Task description » Below are the records. Gather each line that holds "Trọng".
======== Provided data
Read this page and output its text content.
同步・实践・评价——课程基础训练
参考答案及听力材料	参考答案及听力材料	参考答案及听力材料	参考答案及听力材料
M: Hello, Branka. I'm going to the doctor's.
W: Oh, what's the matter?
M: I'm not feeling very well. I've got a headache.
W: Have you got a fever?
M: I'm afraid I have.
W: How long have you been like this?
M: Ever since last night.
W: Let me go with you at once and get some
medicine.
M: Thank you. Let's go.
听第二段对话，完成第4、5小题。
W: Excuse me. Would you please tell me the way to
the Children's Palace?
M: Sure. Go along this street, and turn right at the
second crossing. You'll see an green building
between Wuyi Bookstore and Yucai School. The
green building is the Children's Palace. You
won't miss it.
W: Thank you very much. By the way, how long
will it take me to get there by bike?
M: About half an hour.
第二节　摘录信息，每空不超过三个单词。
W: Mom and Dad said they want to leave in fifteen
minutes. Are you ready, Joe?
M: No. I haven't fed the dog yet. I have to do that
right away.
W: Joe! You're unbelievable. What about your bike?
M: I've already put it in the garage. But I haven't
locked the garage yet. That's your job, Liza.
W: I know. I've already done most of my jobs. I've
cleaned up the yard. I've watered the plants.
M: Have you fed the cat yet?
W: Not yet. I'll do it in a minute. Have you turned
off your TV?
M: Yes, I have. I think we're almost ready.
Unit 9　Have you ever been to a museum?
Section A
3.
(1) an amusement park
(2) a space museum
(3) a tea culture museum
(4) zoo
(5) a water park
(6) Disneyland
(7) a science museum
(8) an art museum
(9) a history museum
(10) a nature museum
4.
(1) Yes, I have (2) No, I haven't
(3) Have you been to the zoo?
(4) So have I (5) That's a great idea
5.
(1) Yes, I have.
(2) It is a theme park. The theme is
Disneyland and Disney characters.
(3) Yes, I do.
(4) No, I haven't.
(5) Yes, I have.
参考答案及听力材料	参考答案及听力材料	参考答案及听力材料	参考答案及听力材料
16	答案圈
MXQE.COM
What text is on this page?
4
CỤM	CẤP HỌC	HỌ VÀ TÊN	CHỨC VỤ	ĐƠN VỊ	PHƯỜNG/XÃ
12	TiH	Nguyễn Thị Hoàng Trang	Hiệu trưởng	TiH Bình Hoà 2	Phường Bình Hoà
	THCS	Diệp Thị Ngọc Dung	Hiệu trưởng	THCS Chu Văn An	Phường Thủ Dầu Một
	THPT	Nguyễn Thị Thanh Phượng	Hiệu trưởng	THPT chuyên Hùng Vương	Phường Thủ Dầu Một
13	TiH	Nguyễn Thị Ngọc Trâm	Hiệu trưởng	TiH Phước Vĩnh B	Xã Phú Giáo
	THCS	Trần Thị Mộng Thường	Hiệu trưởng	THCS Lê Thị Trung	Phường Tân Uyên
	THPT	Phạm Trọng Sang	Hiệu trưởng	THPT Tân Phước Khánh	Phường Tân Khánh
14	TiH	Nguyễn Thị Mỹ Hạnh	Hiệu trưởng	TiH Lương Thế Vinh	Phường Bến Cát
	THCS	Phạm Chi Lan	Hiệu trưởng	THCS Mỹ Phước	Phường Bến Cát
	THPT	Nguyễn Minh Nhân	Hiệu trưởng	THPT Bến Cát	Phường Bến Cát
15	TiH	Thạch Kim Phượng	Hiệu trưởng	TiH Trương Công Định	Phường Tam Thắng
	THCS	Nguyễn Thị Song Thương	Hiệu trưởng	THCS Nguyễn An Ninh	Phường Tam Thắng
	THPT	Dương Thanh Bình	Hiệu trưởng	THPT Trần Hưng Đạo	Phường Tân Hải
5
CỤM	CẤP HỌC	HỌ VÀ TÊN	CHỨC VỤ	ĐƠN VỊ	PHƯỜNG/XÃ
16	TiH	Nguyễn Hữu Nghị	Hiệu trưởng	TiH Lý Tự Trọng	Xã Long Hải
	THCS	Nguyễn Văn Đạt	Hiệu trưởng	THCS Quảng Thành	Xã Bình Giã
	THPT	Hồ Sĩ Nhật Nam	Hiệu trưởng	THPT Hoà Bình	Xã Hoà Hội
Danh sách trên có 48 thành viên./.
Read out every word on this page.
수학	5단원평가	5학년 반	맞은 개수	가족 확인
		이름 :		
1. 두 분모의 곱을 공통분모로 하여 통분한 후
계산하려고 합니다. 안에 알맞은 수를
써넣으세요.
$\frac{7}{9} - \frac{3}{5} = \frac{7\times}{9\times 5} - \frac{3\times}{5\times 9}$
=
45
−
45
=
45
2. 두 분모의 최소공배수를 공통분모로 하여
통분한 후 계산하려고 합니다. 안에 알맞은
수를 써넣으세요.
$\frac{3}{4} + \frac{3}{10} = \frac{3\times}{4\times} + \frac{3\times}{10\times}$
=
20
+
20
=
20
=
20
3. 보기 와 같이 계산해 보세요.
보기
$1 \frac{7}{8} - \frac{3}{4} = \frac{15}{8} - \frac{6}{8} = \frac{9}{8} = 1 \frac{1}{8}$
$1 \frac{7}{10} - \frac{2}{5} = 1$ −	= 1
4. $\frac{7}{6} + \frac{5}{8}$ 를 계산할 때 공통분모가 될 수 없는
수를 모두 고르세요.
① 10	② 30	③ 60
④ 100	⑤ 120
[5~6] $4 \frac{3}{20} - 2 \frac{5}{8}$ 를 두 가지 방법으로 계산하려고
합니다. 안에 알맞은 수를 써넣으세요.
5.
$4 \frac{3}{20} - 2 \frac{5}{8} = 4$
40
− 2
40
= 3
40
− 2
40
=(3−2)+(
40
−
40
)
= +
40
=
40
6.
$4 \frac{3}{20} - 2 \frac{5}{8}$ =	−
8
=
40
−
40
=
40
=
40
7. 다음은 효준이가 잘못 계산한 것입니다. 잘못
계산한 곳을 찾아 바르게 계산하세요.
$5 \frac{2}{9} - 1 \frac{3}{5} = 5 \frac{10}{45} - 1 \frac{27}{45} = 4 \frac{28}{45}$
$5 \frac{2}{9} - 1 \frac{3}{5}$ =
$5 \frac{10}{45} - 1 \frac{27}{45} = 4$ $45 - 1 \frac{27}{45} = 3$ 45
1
================
Full response »
	THPT	Phạm Trọng Sang	Hiệu trưởng	THPT Tân Phước Khánh	Phường Tân Khánh
16	TiH	Nguyễn Hữu Nghị	Hiệu trưởng	TiH Lý Tự Trọng	Xã Long Hải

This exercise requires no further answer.